TO BE DONE
Select, from the material below, each line with "PROVEEDORES" in it.

MATERIAL FOR THIS TASK
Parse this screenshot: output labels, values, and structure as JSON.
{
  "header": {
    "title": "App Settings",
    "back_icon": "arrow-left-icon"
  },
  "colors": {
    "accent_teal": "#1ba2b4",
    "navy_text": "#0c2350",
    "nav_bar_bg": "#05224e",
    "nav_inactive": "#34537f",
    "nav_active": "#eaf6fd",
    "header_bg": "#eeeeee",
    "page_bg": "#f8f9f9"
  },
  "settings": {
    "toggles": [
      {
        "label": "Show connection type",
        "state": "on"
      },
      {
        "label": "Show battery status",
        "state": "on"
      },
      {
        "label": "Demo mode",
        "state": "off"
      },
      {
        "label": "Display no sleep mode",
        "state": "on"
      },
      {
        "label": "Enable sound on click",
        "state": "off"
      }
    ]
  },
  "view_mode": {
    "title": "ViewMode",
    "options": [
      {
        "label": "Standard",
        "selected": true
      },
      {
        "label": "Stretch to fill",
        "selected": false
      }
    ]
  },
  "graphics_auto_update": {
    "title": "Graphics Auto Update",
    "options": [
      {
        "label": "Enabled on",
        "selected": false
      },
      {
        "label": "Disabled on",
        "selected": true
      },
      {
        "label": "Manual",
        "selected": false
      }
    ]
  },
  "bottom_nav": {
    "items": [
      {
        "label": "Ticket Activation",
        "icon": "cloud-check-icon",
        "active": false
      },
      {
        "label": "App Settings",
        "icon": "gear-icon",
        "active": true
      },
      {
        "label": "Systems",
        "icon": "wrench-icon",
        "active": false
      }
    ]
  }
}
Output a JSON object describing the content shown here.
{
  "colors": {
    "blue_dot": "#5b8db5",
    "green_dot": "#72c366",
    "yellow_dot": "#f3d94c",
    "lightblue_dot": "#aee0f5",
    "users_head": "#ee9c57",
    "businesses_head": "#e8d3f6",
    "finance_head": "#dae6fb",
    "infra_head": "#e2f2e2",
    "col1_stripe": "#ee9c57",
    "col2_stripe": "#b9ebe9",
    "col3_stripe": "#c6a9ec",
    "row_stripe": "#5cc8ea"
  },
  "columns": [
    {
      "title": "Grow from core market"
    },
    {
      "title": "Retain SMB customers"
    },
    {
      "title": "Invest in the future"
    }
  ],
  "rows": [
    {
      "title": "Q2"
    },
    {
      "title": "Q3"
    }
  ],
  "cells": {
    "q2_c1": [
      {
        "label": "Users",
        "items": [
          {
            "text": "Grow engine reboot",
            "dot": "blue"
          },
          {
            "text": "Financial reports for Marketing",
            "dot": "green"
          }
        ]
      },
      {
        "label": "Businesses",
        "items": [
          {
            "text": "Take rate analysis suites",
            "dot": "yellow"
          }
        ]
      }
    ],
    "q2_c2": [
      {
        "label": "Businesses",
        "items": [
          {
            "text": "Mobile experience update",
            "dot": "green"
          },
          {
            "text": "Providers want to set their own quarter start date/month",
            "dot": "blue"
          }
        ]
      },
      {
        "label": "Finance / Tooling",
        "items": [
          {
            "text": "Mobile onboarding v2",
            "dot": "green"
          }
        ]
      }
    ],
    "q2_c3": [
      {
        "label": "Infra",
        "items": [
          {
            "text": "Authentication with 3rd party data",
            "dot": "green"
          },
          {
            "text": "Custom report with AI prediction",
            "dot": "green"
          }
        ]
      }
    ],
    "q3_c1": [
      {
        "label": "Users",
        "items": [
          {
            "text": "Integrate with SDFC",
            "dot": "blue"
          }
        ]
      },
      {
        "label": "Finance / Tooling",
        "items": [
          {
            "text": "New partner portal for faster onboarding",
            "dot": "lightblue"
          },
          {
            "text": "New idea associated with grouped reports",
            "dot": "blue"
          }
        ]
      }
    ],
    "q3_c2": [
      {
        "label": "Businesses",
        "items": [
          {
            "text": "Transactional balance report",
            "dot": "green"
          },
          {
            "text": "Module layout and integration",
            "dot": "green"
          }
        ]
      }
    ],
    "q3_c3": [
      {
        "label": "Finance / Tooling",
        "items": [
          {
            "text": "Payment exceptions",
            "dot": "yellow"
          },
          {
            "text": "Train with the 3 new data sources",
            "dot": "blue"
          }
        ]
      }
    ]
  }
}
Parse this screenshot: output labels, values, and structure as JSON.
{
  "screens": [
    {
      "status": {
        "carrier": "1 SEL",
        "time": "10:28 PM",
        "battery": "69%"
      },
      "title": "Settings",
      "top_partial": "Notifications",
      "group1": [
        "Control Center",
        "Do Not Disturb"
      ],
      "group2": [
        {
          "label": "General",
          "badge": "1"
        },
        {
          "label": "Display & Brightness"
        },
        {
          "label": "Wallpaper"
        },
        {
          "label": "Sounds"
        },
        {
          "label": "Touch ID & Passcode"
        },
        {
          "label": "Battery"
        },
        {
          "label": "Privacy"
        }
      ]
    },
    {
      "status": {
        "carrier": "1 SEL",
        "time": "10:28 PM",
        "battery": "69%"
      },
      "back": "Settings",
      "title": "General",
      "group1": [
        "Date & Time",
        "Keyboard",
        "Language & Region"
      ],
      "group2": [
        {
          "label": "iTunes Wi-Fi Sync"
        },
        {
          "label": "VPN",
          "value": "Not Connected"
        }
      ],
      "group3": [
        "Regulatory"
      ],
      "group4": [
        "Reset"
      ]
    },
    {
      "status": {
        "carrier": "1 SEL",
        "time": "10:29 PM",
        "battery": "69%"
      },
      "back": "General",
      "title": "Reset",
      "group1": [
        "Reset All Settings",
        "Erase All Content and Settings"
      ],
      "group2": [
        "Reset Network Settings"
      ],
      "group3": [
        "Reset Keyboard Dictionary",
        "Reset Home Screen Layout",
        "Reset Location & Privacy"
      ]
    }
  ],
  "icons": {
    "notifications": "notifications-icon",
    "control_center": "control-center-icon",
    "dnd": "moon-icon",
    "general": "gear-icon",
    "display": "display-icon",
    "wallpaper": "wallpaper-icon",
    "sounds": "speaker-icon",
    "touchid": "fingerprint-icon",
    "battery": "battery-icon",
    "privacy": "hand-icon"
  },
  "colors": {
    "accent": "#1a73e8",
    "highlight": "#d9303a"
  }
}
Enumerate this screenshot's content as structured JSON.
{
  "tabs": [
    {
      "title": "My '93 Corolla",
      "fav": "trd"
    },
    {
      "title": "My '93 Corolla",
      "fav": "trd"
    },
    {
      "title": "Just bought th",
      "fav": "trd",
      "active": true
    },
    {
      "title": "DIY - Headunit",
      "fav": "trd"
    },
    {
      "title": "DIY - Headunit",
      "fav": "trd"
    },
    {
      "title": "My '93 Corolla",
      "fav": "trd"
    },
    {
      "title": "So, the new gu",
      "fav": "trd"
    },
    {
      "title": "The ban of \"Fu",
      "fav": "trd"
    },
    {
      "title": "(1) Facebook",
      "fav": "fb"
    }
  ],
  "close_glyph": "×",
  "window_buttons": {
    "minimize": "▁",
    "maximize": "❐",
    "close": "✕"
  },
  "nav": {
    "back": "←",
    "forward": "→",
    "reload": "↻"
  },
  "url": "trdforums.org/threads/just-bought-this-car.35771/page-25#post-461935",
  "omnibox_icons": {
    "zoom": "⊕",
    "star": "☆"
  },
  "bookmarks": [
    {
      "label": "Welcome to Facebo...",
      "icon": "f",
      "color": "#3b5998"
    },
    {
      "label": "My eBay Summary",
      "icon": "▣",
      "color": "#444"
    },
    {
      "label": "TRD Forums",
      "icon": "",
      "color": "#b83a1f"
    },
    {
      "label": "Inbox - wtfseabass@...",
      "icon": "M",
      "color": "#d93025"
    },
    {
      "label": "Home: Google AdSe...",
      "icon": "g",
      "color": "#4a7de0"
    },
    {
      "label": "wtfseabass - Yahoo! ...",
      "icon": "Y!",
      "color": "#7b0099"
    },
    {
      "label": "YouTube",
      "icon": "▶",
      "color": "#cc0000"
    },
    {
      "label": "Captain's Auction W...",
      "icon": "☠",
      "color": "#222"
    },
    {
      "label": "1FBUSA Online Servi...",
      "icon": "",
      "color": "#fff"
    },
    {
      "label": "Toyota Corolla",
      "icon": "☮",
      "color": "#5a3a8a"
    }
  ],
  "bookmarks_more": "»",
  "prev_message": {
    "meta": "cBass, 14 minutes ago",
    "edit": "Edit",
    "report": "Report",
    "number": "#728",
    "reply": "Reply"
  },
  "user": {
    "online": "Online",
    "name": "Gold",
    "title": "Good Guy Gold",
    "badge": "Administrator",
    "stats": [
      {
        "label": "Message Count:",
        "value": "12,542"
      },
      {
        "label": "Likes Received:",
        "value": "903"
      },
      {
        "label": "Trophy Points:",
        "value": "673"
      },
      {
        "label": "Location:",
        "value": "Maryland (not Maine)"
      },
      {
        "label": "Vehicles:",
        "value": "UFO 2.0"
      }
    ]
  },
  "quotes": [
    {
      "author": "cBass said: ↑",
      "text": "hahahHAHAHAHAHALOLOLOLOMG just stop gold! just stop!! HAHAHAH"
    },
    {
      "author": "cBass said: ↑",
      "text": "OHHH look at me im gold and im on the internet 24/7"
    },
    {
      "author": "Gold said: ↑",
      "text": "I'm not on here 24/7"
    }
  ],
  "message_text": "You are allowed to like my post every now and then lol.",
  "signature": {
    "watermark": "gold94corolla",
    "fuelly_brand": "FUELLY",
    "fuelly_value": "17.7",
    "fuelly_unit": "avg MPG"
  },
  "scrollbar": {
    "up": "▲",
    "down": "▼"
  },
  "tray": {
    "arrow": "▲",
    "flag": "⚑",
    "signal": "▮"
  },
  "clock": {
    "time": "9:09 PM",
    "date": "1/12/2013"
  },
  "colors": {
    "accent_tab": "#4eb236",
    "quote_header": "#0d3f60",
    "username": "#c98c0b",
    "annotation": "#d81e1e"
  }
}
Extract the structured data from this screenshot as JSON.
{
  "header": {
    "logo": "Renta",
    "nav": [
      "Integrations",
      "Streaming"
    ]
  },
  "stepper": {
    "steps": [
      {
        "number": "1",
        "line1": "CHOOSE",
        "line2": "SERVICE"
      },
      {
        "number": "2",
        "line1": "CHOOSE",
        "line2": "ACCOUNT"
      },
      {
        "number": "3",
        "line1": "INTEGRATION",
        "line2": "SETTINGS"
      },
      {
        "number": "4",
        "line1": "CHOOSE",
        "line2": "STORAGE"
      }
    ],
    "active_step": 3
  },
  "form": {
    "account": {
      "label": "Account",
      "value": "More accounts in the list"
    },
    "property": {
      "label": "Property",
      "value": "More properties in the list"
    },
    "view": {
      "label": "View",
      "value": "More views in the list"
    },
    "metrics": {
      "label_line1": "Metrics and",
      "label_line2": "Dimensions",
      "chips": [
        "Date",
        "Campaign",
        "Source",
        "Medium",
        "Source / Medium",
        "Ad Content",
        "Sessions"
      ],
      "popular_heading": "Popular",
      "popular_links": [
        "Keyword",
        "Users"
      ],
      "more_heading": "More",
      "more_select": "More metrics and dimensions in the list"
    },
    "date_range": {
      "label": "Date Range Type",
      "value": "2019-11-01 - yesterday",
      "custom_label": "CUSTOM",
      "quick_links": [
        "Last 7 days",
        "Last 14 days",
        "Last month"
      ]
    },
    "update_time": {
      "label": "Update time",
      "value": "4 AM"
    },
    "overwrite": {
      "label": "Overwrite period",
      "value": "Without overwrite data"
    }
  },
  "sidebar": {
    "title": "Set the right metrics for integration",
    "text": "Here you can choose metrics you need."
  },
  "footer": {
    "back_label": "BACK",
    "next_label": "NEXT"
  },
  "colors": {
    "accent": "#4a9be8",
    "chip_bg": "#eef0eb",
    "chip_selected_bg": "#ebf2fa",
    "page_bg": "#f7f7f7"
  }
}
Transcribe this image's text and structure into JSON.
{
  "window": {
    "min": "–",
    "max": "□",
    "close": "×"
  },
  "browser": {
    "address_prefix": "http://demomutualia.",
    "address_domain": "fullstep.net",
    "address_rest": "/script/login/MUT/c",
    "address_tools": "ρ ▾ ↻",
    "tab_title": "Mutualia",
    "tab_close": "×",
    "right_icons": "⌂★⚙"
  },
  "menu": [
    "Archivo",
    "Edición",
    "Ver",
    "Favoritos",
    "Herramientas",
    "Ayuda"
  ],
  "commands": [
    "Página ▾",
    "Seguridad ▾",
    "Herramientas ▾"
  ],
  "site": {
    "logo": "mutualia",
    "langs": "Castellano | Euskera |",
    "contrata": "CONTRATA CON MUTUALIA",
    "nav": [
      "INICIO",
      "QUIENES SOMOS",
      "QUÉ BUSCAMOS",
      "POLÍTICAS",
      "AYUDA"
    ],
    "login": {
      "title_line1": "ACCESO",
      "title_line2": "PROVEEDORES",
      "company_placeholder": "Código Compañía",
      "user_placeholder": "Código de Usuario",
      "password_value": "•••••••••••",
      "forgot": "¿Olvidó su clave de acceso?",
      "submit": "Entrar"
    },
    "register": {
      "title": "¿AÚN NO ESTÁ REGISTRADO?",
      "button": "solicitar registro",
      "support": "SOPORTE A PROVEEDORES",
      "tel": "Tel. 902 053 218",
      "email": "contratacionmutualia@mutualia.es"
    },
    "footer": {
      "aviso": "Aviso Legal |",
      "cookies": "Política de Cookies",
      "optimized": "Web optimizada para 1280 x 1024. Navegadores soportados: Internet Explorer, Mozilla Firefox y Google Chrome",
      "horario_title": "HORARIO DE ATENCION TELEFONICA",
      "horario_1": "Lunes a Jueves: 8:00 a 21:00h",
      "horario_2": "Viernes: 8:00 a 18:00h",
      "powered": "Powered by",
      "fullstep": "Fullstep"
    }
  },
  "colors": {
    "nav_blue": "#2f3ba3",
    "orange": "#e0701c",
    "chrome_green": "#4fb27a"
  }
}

SOLUTION FOR THIS EXERCISE
      "title_line2": "PROVEEDORES",
      "support": "SOPORTE A PROVEEDORES",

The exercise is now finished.